Saved data entries>
※
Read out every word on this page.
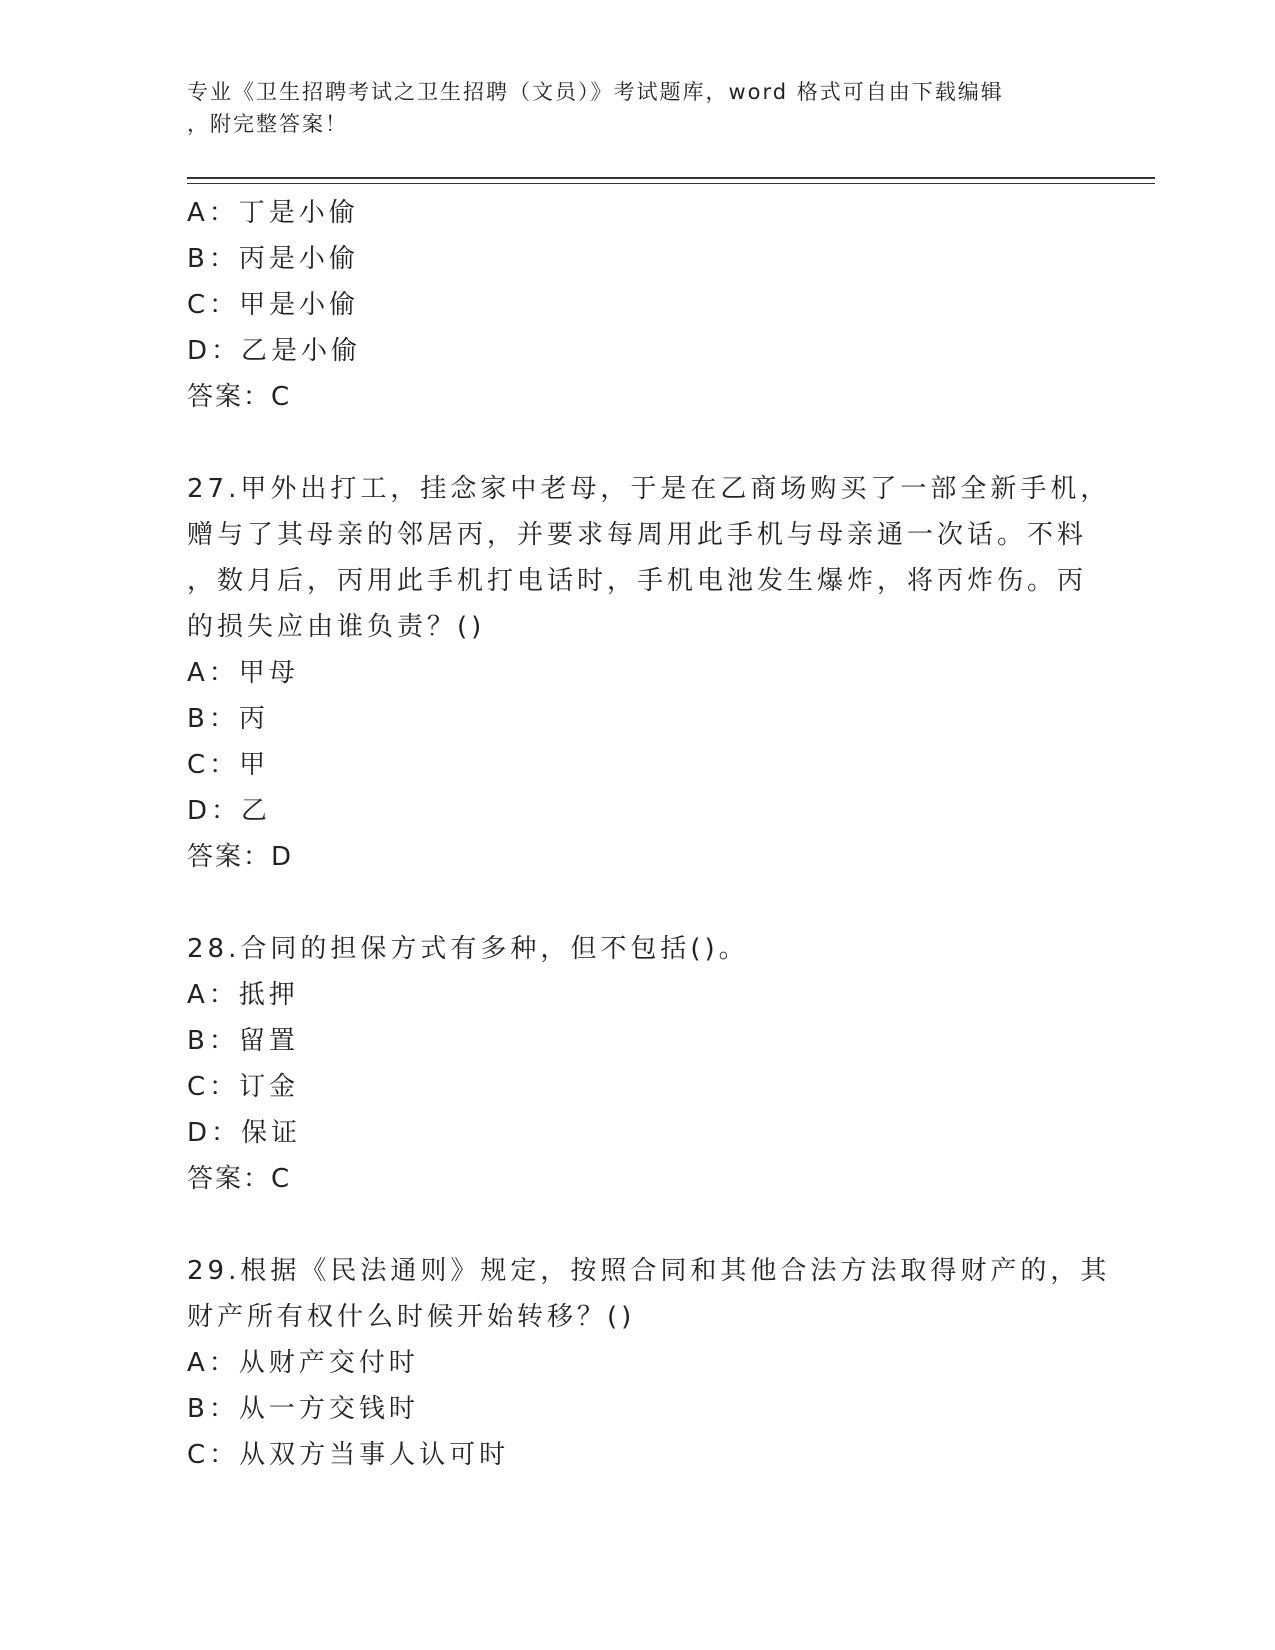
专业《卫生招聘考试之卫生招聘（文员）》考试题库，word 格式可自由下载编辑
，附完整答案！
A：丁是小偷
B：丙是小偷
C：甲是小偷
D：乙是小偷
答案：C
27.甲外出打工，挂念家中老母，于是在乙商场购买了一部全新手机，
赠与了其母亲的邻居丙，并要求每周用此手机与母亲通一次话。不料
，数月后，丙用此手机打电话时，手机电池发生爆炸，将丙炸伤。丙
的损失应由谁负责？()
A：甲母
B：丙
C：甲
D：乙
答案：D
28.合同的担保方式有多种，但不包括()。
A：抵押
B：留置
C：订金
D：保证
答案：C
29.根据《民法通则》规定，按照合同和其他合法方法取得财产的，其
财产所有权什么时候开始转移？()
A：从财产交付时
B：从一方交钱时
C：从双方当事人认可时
※
Directions>
Write out the listing word for word, omitting the pictures it holds.

Exercise output>
Read out every word on this page.
专业《卫生招聘考试之卫生招聘（文员）》考试题库，word 格式可自由下载编辑
，附完整答案！
A：丁是小偷
B：丙是小偷
C：甲是小偷
D：乙是小偷
答案：C
27.甲外出打工，挂念家中老母，于是在乙商场购买了一部全新手机，
赠与了其母亲的邻居丙，并要求每周用此手机与母亲通一次话。不料
，数月后，丙用此手机打电话时，手机电池发生爆炸，将丙炸伤。丙
的损失应由谁负责？()
A：甲母
B：丙
C：甲
D：乙
答案：D
28.合同的担保方式有多种，但不包括()。
A：抵押
B：留置
C：订金
D：保证
答案：C
29.根据《民法通则》规定，按照合同和其他合法方法取得财产的，其
财产所有权什么时候开始转移？()
A：从财产交付时
B：从一方交钱时
C：从双方当事人认可时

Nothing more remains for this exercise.